--- SHORT EXERCISE ---
Go through the data below and gather each line containing "known".

--- GIVEN INFORMATION ---

==========

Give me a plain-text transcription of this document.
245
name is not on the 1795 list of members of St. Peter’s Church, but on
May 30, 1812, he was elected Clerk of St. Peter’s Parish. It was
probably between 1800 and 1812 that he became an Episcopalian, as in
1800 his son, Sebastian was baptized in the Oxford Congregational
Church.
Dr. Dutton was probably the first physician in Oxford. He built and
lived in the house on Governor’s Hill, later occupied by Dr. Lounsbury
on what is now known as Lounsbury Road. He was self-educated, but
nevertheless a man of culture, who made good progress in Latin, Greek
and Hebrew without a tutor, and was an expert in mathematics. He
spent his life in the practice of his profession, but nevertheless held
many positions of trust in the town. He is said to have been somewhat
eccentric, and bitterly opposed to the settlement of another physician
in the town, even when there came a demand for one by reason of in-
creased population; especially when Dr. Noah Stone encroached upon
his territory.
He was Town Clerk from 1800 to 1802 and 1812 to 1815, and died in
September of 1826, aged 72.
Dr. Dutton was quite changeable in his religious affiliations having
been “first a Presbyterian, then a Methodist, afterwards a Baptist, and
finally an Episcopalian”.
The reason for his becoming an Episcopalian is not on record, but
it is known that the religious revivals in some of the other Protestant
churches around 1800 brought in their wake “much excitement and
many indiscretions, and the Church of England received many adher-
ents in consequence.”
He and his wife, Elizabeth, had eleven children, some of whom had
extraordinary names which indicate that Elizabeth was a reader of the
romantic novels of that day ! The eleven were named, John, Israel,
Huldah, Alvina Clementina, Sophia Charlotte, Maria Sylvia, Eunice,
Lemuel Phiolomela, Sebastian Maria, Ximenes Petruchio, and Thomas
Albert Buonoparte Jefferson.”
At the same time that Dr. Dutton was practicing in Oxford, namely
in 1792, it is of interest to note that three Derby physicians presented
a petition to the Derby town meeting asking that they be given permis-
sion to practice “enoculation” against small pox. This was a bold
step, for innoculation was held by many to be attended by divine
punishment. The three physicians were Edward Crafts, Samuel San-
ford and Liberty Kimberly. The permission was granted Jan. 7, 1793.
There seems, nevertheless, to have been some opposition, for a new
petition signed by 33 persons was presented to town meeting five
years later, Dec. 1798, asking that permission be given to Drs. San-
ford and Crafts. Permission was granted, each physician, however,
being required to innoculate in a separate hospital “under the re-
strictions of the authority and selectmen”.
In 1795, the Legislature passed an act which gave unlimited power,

==========

--- SOLUTION FOR THIS TASK ---
on what is now known as Lounsbury Road. He was self-educated, but
it is known that the religious revivals in some of the other Protestant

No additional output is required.